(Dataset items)
---*---

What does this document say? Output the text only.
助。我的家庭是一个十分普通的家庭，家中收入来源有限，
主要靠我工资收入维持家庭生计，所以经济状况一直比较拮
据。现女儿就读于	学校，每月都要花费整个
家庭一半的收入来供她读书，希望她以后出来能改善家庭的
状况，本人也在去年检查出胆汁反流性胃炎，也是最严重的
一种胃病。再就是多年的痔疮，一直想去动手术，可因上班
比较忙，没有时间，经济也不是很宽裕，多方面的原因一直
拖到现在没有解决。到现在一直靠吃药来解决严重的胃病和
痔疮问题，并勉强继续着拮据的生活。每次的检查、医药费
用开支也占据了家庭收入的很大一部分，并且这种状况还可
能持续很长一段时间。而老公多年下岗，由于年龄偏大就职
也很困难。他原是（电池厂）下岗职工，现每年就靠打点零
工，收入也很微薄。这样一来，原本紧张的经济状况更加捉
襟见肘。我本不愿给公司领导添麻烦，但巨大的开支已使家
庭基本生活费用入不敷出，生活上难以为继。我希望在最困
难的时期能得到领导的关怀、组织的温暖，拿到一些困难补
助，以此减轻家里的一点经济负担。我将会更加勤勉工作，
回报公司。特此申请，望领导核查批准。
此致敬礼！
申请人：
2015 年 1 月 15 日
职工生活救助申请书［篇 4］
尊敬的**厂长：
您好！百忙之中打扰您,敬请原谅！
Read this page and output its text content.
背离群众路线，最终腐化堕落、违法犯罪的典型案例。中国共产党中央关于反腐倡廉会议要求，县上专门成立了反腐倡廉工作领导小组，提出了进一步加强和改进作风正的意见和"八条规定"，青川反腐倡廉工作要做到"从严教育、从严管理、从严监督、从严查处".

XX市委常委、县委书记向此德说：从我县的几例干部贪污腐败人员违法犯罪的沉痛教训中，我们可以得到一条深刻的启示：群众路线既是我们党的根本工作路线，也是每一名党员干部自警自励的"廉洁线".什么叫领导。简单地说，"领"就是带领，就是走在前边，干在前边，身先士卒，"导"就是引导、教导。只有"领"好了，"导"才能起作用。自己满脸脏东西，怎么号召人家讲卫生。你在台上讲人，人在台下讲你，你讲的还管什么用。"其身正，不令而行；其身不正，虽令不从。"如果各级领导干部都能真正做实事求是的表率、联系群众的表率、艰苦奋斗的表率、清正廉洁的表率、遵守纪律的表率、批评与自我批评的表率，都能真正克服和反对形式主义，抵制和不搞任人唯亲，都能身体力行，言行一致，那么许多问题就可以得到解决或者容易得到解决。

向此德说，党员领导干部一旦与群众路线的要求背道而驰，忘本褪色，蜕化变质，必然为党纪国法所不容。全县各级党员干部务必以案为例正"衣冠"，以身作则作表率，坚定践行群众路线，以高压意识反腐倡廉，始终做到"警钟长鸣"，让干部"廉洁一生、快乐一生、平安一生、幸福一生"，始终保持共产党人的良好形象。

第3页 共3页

---*---

What to do |
From the first line to the last, retype the data exactly.

Solution for this task |
What does this document say? Output the text only.
助。我的家庭是一个十分普通的家庭，家中收入来源有限，
主要靠我工资收入维持家庭生计，所以经济状况一直比较拮
据。现女儿就读于	学校，每月都要花费整个
家庭一半的收入来供她读书，希望她以后出来能改善家庭的
状况，本人也在去年检查出胆汁反流性胃炎，也是最严重的
一种胃病。再就是多年的痔疮，一直想去动手术，可因上班
比较忙，没有时间，经济也不是很宽裕，多方面的原因一直
拖到现在没有解决。到现在一直靠吃药来解决严重的胃病和
痔疮问题，并勉强继续着拮据的生活。每次的检查、医药费
用开支也占据了家庭收入的很大一部分，并且这种状况还可
能持续很长一段时间。而老公多年下岗，由于年龄偏大就职
也很困难。他原是（电池厂）下岗职工，现每年就靠打点零
工，收入也很微薄。这样一来，原本紧张的经济状况更加捉
襟见肘。我本不愿给公司领导添麻烦，但巨大的开支已使家
庭基本生活费用入不敷出，生活上难以为继。我希望在最困
难的时期能得到领导的关怀、组织的温暖，拿到一些困难补
助，以此减轻家里的一点经济负担。我将会更加勤勉工作，
回报公司。特此申请，望领导核查批准。
此致敬礼！
申请人：
2015 年 1 月 15 日
职工生活救助申请书［篇 4］
尊敬的**厂长：
您好！百忙之中打扰您,敬请原谅！
Read this page and output its text content.
背离群众路线，最终腐化堕落、违法犯罪的典型案例。中国共产党中央关于反腐倡廉会议要求，县上专门成立了反腐倡廉工作领导小组，提出了进一步加强和改进作风正的意见和"八条规定"，青川反腐倡廉工作要做到"从严教育、从严管理、从严监督、从严查处".

XX市委常委、县委书记向此德说：从我县的几例干部贪污腐败人员违法犯罪的沉痛教训中，我们可以得到一条深刻的启示：群众路线既是我们党的根本工作路线，也是每一名党员干部自警自励的"廉洁线".什么叫领导。简单地说，"领"就是带领，就是走在前边，干在前边，身先士卒，"导"就是引导、教导。只有"领"好了，"导"才能起作用。自己满脸脏东西，怎么号召人家讲卫生。你在台上讲人，人在台下讲你，你讲的还管什么用。"其身正，不令而行；其身不正，虽令不从。"如果各级领导干部都能真正做实事求是的表率、联系群众的表率、艰苦奋斗的表率、清正廉洁的表率、遵守纪律的表率、批评与自我批评的表率，都能真正克服和反对形式主义，抵制和不搞任人唯亲，都能身体力行，言行一致，那么许多问题就可以得到解决或者容易得到解决。

向此德说，党员领导干部一旦与群众路线的要求背道而驰，忘本褪色，蜕化变质，必然为党纪国法所不容。全县各级党员干部务必以案为例正"衣冠"，以身作则作表率，坚定践行群众路线，以高压意识反腐倡廉，始终做到"警钟长鸣"，让干部"廉洁一生、快乐一生、平安一生、幸福一生"，始终保持共产党人的良好形象。

第3页 共3页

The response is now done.